[Data excerpts]
__________

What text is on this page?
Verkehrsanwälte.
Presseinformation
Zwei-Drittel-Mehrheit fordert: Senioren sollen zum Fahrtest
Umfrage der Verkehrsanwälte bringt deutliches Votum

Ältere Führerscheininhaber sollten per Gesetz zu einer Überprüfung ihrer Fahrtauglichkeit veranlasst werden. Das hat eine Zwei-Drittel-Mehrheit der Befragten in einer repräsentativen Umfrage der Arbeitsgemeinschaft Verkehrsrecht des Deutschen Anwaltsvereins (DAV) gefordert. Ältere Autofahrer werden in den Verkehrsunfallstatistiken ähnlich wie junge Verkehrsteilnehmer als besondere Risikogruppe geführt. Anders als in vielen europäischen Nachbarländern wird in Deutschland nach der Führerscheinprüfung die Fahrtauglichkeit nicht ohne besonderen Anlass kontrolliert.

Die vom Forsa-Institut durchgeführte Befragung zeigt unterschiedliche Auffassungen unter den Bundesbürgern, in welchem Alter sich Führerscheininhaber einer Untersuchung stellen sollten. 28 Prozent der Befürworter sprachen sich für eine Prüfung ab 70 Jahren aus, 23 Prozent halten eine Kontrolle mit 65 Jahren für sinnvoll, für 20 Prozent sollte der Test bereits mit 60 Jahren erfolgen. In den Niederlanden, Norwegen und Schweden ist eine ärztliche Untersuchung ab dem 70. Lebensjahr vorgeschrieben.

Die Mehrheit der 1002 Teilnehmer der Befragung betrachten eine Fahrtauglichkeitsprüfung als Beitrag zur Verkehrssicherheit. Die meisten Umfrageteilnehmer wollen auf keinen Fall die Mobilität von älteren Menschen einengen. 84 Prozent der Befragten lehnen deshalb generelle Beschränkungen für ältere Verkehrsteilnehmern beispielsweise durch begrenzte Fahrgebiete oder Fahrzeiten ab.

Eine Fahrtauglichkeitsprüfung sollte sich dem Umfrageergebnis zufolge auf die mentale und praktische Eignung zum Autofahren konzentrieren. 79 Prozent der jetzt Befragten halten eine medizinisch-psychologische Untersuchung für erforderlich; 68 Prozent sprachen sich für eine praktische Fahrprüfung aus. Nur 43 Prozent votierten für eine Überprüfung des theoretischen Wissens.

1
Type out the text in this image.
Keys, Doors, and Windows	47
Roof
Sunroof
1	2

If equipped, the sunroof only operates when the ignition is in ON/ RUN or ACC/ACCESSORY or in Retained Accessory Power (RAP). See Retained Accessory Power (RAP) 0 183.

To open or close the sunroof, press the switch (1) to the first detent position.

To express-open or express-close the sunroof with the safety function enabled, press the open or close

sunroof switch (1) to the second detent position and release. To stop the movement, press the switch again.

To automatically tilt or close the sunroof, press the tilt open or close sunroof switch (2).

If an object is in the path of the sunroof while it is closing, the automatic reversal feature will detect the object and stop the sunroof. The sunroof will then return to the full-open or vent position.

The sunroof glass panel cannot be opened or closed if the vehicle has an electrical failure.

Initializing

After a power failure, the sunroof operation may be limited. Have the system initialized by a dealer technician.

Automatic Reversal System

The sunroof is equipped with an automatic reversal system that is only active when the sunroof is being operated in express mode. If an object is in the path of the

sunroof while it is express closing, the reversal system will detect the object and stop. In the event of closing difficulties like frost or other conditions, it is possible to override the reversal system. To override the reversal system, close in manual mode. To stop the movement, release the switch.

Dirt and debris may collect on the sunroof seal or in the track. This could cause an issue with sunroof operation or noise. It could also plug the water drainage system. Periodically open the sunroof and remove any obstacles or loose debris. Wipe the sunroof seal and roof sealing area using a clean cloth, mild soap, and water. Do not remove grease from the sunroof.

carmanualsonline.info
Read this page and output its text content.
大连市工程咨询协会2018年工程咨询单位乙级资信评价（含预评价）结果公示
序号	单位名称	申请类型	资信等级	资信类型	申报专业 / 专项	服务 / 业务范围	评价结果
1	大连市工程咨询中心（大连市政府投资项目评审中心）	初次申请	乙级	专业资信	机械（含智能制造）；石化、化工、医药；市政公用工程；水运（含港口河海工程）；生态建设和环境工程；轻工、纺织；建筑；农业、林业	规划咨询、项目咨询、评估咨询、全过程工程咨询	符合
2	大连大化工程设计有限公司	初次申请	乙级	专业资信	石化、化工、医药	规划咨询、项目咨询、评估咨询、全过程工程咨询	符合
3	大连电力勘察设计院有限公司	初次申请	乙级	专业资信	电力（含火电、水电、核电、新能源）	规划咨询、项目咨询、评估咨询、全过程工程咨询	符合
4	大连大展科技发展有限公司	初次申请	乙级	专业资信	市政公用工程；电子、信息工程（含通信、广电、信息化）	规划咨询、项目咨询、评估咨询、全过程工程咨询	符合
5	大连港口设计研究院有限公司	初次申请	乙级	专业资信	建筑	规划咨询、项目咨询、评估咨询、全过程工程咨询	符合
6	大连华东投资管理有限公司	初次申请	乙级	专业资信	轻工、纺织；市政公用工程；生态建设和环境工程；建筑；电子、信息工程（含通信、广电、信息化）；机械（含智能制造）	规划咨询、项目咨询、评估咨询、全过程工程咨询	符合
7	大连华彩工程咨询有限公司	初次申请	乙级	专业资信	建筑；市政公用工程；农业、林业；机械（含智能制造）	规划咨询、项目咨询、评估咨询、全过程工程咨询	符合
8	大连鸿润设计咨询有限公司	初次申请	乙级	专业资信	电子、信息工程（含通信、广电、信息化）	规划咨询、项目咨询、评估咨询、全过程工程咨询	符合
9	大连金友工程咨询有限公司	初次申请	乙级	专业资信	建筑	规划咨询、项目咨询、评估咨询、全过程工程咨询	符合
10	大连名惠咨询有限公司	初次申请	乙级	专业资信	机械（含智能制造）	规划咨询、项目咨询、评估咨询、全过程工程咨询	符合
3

__________

** WHAT YOU HAVE TO DO **
Retype the material above, line by line, exactly.

** RESULT OF THE TASK **
What text is on this page?
Verkehrsanwälte.
Presseinformation
Zwei-Drittel-Mehrheit fordert: Senioren sollen zum Fahrtest
Umfrage der Verkehrsanwälte bringt deutliches Votum

Ältere Führerscheininhaber sollten per Gesetz zu einer Überprüfung ihrer Fahrtauglichkeit veranlasst werden. Das hat eine Zwei-Drittel-Mehrheit der Befragten in einer repräsentativen Umfrage der Arbeitsgemeinschaft Verkehrsrecht des Deutschen Anwaltsvereins (DAV) gefordert. Ältere Autofahrer werden in den Verkehrsunfallstatistiken ähnlich wie junge Verkehrsteilnehmer als besondere Risikogruppe geführt. Anders als in vielen europäischen Nachbarländern wird in Deutschland nach der Führerscheinprüfung die Fahrtauglichkeit nicht ohne besonderen Anlass kontrolliert.

Die vom Forsa-Institut durchgeführte Befragung zeigt unterschiedliche Auffassungen unter den Bundesbürgern, in welchem Alter sich Führerscheininhaber einer Untersuchung stellen sollten. 28 Prozent der Befürworter sprachen sich für eine Prüfung ab 70 Jahren aus, 23 Prozent halten eine Kontrolle mit 65 Jahren für sinnvoll, für 20 Prozent sollte der Test bereits mit 60 Jahren erfolgen. In den Niederlanden, Norwegen und Schweden ist eine ärztliche Untersuchung ab dem 70. Lebensjahr vorgeschrieben.

Die Mehrheit der 1002 Teilnehmer der Befragung betrachten eine Fahrtauglichkeitsprüfung als Beitrag zur Verkehrssicherheit. Die meisten Umfrageteilnehmer wollen auf keinen Fall die Mobilität von älteren Menschen einengen. 84 Prozent der Befragten lehnen deshalb generelle Beschränkungen für ältere Verkehrsteilnehmern beispielsweise durch begrenzte Fahrgebiete oder Fahrzeiten ab.

Eine Fahrtauglichkeitsprüfung sollte sich dem Umfrageergebnis zufolge auf die mentale und praktische Eignung zum Autofahren konzentrieren. 79 Prozent der jetzt Befragten halten eine medizinisch-psychologische Untersuchung für erforderlich; 68 Prozent sprachen sich für eine praktische Fahrprüfung aus. Nur 43 Prozent votierten für eine Überprüfung des theoretischen Wissens.

1
Type out the text in this image.
Keys, Doors, and Windows	47
Roof
Sunroof
1	2

If equipped, the sunroof only operates when the ignition is in ON/ RUN or ACC/ACCESSORY or in Retained Accessory Power (RAP). See Retained Accessory Power (RAP) 0 183.

To open or close the sunroof, press the switch (1) to the first detent position.

To express-open or express-close the sunroof with the safety function enabled, press the open or close

sunroof switch (1) to the second detent position and release. To stop the movement, press the switch again.

To automatically tilt or close the sunroof, press the tilt open or close sunroof switch (2).

If an object is in the path of the sunroof while it is closing, the automatic reversal feature will detect the object and stop the sunroof. The sunroof will then return to the full-open or vent position.

The sunroof glass panel cannot be opened or closed if the vehicle has an electrical failure.

Initializing

After a power failure, the sunroof operation may be limited. Have the system initialized by a dealer technician.

Automatic Reversal System

The sunroof is equipped with an automatic reversal system that is only active when the sunroof is being operated in express mode. If an object is in the path of the

sunroof while it is express closing, the reversal system will detect the object and stop. In the event of closing difficulties like frost or other conditions, it is possible to override the reversal system. To override the reversal system, close in manual mode. To stop the movement, release the switch.

Dirt and debris may collect on the sunroof seal or in the track. This could cause an issue with sunroof operation or noise. It could also plug the water drainage system. Periodically open the sunroof and remove any obstacles or loose debris. Wipe the sunroof seal and roof sealing area using a clean cloth, mild soap, and water. Do not remove grease from the sunroof.

carmanualsonline.info
Read this page and output its text content.
大连市工程咨询协会2018年工程咨询单位乙级资信评价（含预评价）结果公示
序号	单位名称	申请类型	资信等级	资信类型	申报专业 / 专项	服务 / 业务范围	评价结果
1	大连市工程咨询中心（大连市政府投资项目评审中心）	初次申请	乙级	专业资信	机械（含智能制造）；石化、化工、医药；市政公用工程；水运（含港口河海工程）；生态建设和环境工程；轻工、纺织；建筑；农业、林业	规划咨询、项目咨询、评估咨询、全过程工程咨询	符合
2	大连大化工程设计有限公司	初次申请	乙级	专业资信	石化、化工、医药	规划咨询、项目咨询、评估咨询、全过程工程咨询	符合
3	大连电力勘察设计院有限公司	初次申请	乙级	专业资信	电力（含火电、水电、核电、新能源）	规划咨询、项目咨询、评估咨询、全过程工程咨询	符合
4	大连大展科技发展有限公司	初次申请	乙级	专业资信	市政公用工程；电子、信息工程（含通信、广电、信息化）	规划咨询、项目咨询、评估咨询、全过程工程咨询	符合
5	大连港口设计研究院有限公司	初次申请	乙级	专业资信	建筑	规划咨询、项目咨询、评估咨询、全过程工程咨询	符合
6	大连华东投资管理有限公司	初次申请	乙级	专业资信	轻工、纺织；市政公用工程；生态建设和环境工程；建筑；电子、信息工程（含通信、广电、信息化）；机械（含智能制造）	规划咨询、项目咨询、评估咨询、全过程工程咨询	符合
7	大连华彩工程咨询有限公司	初次申请	乙级	专业资信	建筑；市政公用工程；农业、林业；机械（含智能制造）	规划咨询、项目咨询、评估咨询、全过程工程咨询	符合
8	大连鸿润设计咨询有限公司	初次申请	乙级	专业资信	电子、信息工程（含通信、广电、信息化）	规划咨询、项目咨询、评估咨询、全过程工程咨询	符合
9	大连金友工程咨询有限公司	初次申请	乙级	专业资信	建筑	规划咨询、项目咨询、评估咨询、全过程工程咨询	符合
10	大连名惠咨询有限公司	初次申请	乙级	专业资信	机械（含智能制造）	规划咨询、项目咨询、评估咨询、全过程工程咨询	符合
3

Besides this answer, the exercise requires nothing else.